Task instructions: Go through the data below. Pull out every line that has the word "Change".

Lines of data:

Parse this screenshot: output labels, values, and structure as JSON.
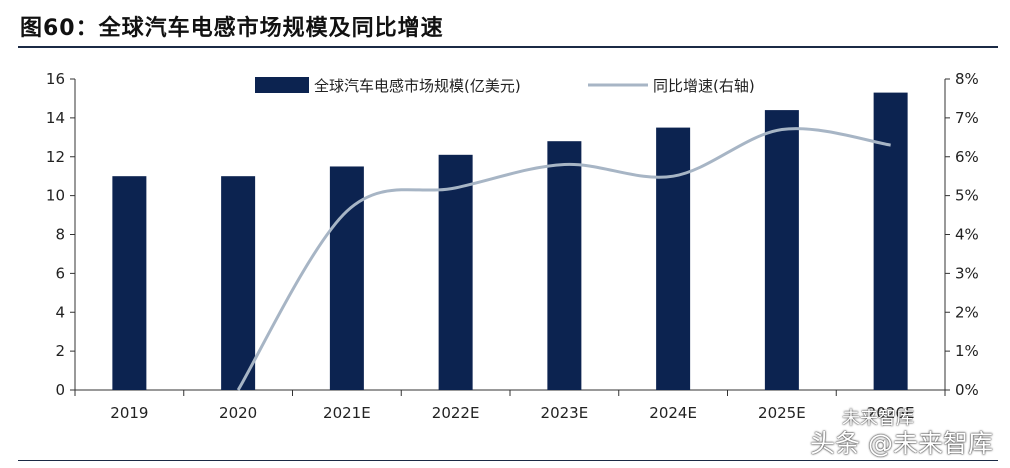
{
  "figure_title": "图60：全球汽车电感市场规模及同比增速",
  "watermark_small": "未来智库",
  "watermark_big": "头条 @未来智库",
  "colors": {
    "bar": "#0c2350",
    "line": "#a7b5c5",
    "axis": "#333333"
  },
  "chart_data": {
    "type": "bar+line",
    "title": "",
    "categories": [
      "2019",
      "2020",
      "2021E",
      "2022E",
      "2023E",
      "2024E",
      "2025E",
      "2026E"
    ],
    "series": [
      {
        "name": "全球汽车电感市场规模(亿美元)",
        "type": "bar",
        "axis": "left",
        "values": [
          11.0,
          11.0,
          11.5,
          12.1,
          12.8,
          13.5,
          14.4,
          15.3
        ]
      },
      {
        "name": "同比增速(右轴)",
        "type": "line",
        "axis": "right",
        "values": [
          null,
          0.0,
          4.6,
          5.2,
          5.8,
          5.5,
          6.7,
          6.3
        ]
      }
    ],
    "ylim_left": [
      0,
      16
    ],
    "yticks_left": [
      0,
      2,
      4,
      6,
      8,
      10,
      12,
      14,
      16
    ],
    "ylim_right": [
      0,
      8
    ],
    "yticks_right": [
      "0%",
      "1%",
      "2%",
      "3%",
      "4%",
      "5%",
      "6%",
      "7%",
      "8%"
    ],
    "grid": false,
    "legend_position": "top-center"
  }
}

---

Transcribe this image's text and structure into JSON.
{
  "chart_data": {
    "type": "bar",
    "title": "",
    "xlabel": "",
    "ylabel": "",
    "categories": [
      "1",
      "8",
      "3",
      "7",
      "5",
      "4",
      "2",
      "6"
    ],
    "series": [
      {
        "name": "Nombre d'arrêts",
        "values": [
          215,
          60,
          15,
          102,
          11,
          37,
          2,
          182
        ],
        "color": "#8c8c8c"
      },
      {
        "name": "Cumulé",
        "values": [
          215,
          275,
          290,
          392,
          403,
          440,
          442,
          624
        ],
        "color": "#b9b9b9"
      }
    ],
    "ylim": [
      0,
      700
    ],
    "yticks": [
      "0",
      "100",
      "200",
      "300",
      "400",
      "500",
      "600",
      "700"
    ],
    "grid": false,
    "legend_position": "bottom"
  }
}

---

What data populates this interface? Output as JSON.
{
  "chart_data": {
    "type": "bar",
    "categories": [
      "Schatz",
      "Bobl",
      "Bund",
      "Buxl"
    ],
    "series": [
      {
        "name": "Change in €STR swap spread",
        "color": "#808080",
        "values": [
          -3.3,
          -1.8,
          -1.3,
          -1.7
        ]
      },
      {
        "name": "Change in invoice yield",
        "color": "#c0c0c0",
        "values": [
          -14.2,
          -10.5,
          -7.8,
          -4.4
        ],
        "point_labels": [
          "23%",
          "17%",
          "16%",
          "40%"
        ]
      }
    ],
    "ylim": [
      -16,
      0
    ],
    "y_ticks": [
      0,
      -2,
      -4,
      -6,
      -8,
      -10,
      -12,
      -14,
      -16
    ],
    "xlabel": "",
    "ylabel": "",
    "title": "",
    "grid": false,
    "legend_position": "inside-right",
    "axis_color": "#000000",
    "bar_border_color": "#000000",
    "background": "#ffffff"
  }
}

Problem solution:
        "name": "Change in €STR swap spread",
        "name": "Change in invoice yield",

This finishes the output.